Task details -
What is needed is each line of the data below that holds the string "thoroughly".

[Data entries]
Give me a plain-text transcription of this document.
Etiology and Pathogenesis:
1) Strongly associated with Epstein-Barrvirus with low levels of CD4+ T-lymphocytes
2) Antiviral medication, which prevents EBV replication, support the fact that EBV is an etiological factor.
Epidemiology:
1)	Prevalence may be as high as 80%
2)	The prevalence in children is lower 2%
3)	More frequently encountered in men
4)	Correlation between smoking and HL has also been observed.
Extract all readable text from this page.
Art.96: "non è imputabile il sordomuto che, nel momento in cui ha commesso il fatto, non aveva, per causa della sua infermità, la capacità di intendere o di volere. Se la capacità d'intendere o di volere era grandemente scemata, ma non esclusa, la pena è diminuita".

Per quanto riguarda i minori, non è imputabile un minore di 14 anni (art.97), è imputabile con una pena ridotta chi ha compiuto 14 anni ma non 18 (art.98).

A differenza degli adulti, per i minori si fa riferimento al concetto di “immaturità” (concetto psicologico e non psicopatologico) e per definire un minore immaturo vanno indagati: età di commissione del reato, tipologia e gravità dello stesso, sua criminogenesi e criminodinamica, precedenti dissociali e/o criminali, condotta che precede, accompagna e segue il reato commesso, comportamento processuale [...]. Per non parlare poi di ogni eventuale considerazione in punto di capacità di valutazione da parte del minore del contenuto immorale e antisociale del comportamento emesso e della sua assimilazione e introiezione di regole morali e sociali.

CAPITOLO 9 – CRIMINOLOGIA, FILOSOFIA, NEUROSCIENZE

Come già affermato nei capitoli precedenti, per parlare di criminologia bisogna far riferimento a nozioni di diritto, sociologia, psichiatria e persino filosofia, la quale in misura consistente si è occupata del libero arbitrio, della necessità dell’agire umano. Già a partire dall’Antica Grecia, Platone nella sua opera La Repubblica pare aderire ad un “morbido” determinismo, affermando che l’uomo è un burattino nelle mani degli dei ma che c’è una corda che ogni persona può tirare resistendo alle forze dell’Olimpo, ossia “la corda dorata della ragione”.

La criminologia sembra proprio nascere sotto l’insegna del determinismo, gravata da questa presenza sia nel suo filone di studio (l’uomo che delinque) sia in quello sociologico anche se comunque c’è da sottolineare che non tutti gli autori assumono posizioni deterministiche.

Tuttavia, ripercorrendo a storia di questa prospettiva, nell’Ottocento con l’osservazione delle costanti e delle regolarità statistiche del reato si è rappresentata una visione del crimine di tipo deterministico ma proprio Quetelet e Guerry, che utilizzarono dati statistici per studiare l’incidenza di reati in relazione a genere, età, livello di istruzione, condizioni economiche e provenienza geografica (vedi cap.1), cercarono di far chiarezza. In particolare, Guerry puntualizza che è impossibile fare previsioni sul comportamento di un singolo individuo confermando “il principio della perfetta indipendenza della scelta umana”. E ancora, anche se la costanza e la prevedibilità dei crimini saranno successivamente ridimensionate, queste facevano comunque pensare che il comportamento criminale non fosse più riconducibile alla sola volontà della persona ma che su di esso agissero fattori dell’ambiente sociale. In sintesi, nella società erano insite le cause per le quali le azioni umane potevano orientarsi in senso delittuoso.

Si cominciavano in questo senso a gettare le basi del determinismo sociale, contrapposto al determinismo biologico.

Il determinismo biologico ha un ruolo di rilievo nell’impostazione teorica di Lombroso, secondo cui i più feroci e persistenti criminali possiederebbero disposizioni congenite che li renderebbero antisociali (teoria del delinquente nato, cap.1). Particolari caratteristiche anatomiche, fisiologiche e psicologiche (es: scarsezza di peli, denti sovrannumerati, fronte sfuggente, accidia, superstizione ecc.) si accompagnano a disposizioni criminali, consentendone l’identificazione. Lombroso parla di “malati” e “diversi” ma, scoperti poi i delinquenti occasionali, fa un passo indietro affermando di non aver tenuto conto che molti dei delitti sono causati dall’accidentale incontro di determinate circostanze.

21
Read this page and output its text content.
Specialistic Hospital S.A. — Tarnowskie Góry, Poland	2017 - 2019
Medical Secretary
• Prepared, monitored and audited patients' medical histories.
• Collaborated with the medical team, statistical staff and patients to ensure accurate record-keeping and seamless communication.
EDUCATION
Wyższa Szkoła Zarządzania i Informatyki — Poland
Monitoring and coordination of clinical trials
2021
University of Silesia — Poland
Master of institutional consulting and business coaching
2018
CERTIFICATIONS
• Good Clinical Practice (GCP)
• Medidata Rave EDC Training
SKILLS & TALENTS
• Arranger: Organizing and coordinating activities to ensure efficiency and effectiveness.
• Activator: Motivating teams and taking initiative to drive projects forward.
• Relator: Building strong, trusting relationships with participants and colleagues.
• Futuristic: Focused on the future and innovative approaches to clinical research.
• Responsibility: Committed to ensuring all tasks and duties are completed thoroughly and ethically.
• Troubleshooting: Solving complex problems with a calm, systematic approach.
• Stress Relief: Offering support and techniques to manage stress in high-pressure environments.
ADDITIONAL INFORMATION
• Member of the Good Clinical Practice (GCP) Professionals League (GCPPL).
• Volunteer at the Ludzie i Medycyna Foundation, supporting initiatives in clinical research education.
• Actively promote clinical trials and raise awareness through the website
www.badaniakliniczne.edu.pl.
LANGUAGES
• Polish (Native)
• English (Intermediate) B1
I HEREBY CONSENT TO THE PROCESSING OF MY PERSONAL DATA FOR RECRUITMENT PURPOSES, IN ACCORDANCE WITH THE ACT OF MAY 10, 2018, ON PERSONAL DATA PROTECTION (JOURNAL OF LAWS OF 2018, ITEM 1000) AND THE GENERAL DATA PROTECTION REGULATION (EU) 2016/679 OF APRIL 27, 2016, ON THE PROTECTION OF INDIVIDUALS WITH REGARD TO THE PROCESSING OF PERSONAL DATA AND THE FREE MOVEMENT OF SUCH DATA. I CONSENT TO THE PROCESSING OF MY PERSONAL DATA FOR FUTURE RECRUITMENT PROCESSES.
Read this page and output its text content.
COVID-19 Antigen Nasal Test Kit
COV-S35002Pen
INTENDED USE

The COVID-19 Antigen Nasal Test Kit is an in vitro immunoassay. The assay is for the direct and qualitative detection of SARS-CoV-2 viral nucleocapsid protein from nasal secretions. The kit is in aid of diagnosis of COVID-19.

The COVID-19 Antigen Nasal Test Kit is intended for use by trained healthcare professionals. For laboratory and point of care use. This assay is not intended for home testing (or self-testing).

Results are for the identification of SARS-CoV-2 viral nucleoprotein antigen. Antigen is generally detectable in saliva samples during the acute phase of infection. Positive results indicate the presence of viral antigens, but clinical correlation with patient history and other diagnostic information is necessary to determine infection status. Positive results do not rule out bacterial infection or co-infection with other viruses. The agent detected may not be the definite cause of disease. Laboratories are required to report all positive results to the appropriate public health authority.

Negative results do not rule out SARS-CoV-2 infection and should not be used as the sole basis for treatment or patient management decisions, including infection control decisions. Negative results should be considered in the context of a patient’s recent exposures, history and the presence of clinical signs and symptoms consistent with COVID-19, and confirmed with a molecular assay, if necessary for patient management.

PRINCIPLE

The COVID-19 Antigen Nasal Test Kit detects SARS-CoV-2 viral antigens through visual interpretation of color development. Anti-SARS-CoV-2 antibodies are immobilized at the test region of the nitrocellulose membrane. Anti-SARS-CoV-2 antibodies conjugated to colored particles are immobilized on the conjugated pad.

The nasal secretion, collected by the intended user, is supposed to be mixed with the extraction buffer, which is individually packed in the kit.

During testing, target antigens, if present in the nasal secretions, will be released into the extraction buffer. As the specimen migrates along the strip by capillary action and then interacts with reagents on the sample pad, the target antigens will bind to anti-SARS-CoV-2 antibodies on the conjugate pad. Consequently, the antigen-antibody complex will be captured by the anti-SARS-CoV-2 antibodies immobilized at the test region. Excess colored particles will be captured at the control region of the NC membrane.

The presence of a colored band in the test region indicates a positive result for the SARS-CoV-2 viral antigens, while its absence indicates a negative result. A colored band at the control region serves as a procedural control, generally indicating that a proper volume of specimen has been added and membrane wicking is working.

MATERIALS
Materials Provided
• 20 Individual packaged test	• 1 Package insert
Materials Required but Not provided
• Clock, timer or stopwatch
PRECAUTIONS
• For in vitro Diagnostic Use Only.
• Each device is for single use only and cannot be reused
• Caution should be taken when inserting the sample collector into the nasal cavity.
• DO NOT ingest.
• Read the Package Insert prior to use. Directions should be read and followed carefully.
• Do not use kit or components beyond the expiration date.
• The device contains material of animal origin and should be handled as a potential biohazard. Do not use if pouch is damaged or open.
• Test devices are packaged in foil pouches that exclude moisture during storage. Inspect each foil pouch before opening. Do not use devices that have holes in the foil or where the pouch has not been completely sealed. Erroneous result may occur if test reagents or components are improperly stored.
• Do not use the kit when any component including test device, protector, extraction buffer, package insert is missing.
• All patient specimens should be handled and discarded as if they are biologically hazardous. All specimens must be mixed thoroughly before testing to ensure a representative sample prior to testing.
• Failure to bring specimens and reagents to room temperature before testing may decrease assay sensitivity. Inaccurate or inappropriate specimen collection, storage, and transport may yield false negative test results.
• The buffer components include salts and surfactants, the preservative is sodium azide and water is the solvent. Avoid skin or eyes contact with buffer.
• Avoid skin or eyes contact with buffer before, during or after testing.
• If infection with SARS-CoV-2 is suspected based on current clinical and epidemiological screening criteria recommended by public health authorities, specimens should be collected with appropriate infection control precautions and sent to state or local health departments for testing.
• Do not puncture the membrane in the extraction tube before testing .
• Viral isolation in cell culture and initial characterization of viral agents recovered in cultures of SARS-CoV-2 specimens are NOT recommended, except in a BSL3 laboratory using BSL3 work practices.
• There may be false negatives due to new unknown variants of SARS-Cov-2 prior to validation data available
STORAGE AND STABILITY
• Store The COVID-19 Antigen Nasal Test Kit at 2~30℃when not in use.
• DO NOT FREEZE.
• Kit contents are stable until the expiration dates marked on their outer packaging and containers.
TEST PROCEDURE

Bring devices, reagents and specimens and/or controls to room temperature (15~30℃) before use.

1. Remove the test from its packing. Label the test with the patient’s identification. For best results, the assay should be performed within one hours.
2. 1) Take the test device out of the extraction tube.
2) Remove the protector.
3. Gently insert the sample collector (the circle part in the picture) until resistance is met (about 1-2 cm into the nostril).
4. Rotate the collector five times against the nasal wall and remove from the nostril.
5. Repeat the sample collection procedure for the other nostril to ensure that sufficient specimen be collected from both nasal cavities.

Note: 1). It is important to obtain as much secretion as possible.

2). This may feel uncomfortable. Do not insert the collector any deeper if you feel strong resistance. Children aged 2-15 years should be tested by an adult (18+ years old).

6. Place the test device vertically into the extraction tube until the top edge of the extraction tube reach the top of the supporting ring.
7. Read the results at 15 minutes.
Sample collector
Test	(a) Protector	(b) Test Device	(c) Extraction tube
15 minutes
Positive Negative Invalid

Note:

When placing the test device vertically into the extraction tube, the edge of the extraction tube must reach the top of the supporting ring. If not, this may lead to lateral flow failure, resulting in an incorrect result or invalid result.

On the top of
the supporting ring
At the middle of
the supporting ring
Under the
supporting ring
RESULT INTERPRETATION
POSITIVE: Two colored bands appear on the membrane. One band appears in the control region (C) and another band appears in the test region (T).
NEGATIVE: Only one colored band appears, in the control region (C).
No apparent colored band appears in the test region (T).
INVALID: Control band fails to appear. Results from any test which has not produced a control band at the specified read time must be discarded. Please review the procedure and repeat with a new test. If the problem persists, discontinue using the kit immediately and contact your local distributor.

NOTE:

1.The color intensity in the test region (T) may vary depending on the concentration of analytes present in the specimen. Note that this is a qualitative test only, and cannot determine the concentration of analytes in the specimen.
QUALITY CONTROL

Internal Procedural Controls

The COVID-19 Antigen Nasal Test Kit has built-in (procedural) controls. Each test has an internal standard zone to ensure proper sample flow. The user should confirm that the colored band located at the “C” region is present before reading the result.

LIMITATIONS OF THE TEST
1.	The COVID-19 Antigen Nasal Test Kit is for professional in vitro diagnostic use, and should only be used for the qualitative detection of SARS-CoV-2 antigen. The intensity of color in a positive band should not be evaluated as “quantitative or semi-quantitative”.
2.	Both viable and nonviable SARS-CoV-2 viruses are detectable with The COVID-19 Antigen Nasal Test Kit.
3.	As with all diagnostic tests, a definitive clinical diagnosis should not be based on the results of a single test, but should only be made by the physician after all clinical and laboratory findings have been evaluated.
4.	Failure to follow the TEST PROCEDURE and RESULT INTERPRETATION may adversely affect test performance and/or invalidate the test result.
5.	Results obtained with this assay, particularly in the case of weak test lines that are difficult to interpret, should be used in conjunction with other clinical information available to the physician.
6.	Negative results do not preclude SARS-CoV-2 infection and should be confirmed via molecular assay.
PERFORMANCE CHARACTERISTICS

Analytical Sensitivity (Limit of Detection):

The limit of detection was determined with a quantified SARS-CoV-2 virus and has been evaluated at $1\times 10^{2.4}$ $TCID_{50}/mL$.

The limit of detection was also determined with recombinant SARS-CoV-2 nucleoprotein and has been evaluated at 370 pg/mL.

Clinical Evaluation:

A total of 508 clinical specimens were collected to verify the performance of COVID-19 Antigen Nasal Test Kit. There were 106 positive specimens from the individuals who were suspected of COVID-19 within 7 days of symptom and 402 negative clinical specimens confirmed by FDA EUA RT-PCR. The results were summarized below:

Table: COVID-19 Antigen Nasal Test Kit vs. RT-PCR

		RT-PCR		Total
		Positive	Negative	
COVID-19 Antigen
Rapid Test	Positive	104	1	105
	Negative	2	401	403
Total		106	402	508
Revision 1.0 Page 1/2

Written response -
• Responsibility: Committed to ensuring all tasks and duties are completed thoroughly and ethically.
• All patient specimens should be handled and discarded as if they are biologically hazardous. All specimens must be mixed thoroughly before testing to ensure a representative sample prior to testing.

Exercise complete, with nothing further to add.